Dataset items:
— start —
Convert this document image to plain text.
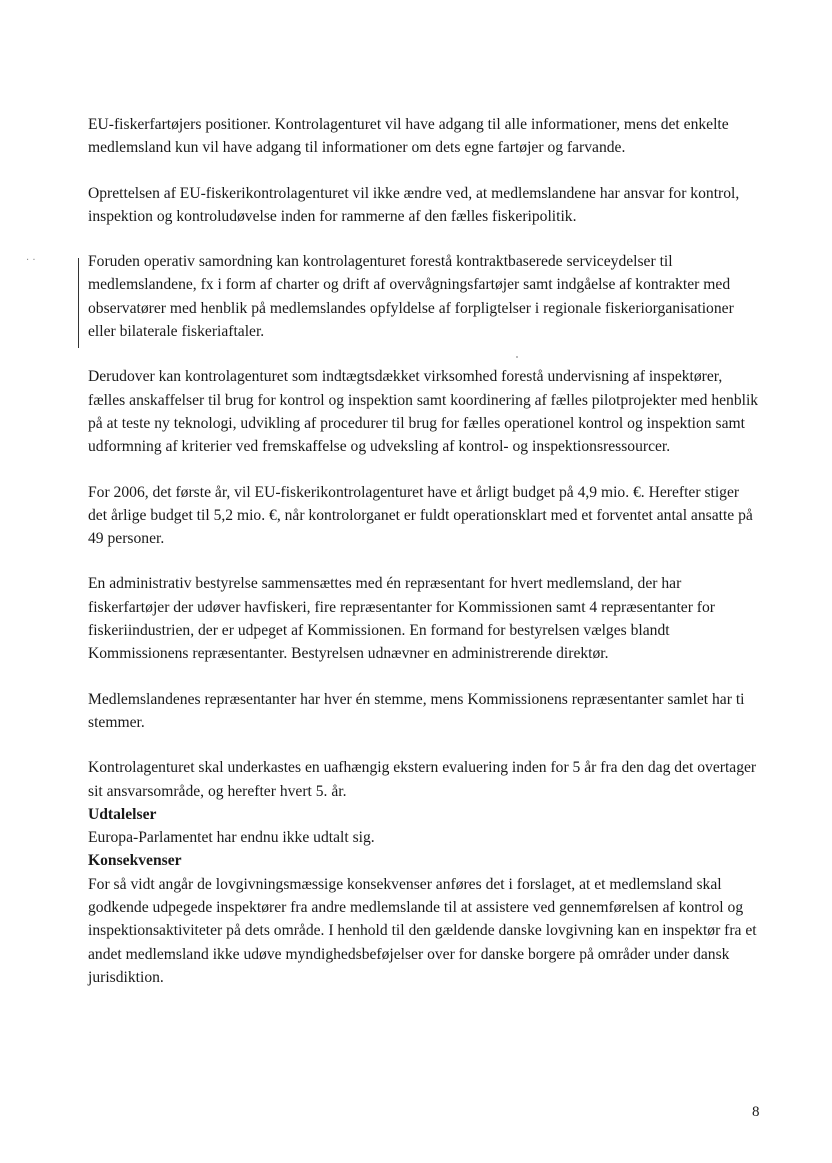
· ·

EU-fiskerfartøjers positioner. Kontrolagenturet vil have adgang til alle informationer, mens det enkelte medlemsland kun vil have adgang til informationer om dets egne fartøjer og farvande.

Oprettelsen af EU-fiskerikontrolagenturet vil ikke ændre ved, at medlemslandene har ansvar for kontrol, inspektion og kontroludøvelse inden for rammerne af den fælles fiskeripolitik.

Foruden operativ samordning kan kontrolagenturet forestå kontraktbaserede serviceydelser til medlemslandene, fx i form af charter og drift af overvågningsfartøjer samt indgåelse af kontrakter med observatører med henblik på medlemslandes opfyldelse af forpligtelser i regionale fiskeriorganisationer eller bilaterale fiskeriaftaler.

Derudover kan kontrolagenturet som indtægtsdækket virksomhed forestå undervisning af inspektører, fælles anskaffelser til brug for kontrol og inspektion samt koordinering af fælles pilotprojekter med henblik på at teste ny teknologi, udvikling af procedurer til brug for fælles operationel kontrol og inspektion samt udformning af kriterier ved fremskaffelse og udveksling af kontrol- og inspektionsressourcer.

For 2006, det første år, vil EU-fiskerikontrolagenturet have et årligt budget på 4,9 mio. €. Herefter stiger det årlige budget til 5,2 mio. €, når kontrolorganet er fuldt operationsklart med et forventet antal ansatte på 49 personer.

En administrativ bestyrelse sammensættes med én repræsentant for hvert medlemsland, der har fiskerfartøjer der udøver havfiskeri, fire repræsentanter for Kommissionen samt 4 repræsentanter for fiskeriindustrien, der er udpeget af Kommissionen. En formand for bestyrelsen vælges blandt Kommissionens repræsentanter. Bestyrelsen udnævner en administrerende direktør.

Medlemslandenes repræsentanter har hver én stemme, mens Kommissionens repræsentanter samlet har ti stemmer.

Kontrolagenturet skal underkastes en uafhængig ekstern evaluering inden for 5 år fra den dag det overtager sit ansvarsområde, og herefter hvert 5. år.

Udtalelser

Europa-Parlamentet har endnu ikke udtalt sig.

Konsekvenser

For så vidt angår de lovgivningsmæssige konsekvenser anføres det i forslaget, at et medlemsland skal godkende udpegede inspektører fra andre medlemslande til at assistere ved gennemførelsen af kontrol og inspektionsaktiviteter på dets område. I henhold til den gældende danske lovgivning kan en inspektør fra et andet medlemsland ikke udøve myndighedsbeføjelser over for danske borgere på områder under dansk jurisdiktion.

8
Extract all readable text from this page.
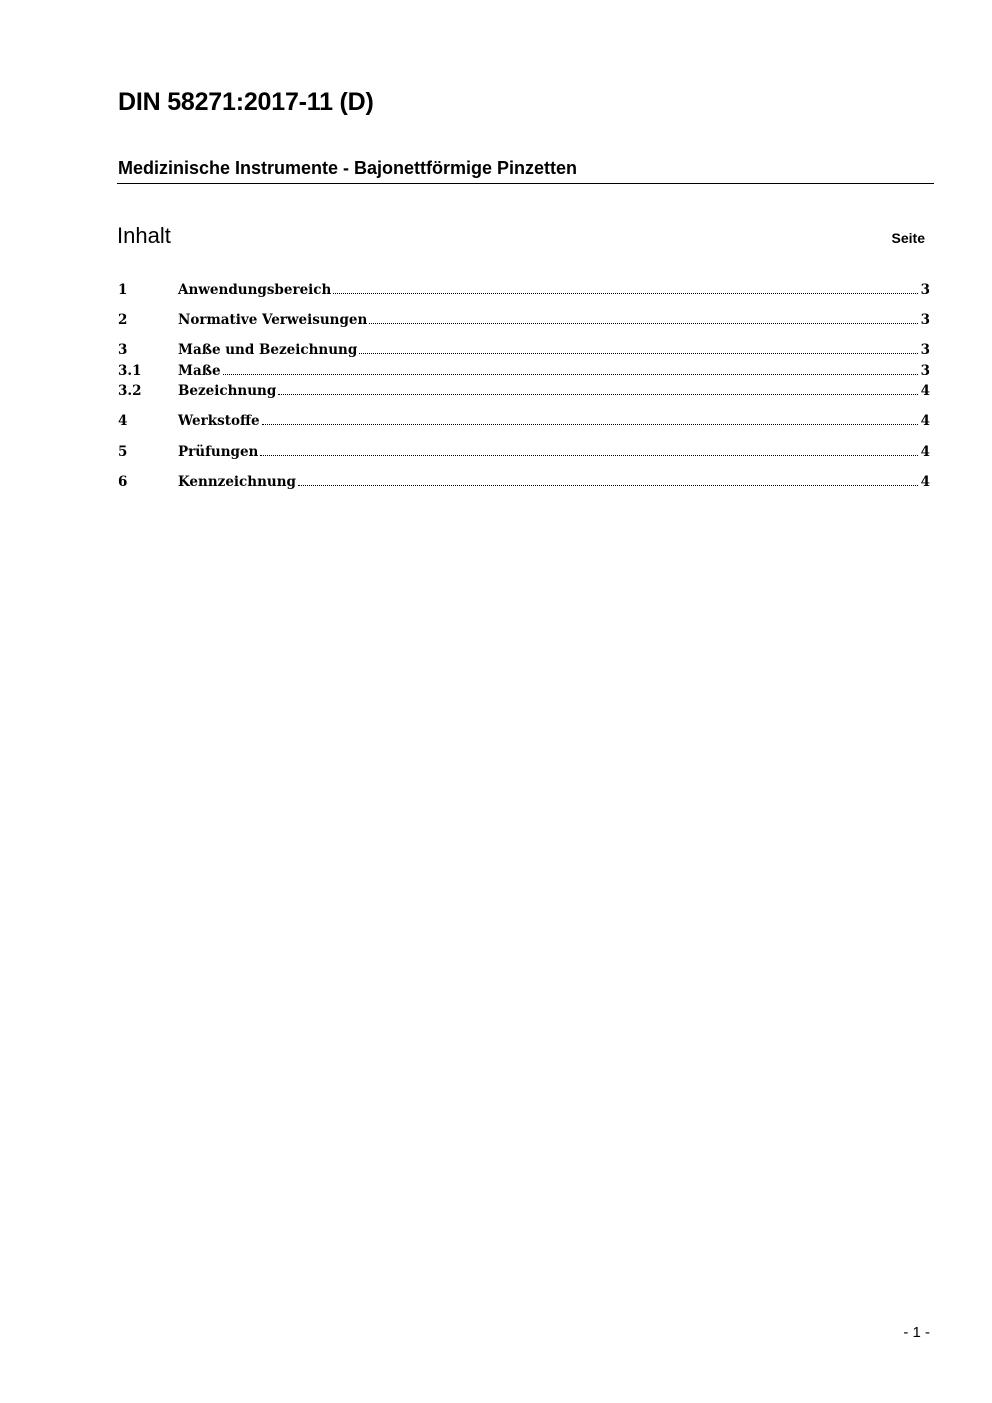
DIN 58271:2017-11 (D)
Medizinische Instrumente - Bajonettförmige Pinzetten
Inhalt	Seite
1	Anwendungsbereich	3
2	Normative Verweisungen	3
3	Maße und Bezeichnung	3
3.1	Maße	3
3.2	Bezeichnung	4
4	Werkstoffe	4
5	Prüfungen	4
6	Kennzeichnung	4
- 1 -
— end —
Problem description => Search the records above for "repræsentanter". Copy each line where it is found.

Complete output =>
En administrativ bestyrelse sammensættes med én repræsentant for hvert medlemsland, der har fiskerfartøjer der udøver havfiskeri, fire repræsentanter for Kommissionen samt 4 repræsentanter for fiskeriindustrien, der er udpeget af Kommissionen. En formand for bestyrelsen vælges blandt Kommissionens repræsentanter. Bestyrelsen udnævner en administrerende direktør.
Medlemslandenes repræsentanter har hver én stemme, mens Kommissionens repræsentanter samlet har ti stemmer.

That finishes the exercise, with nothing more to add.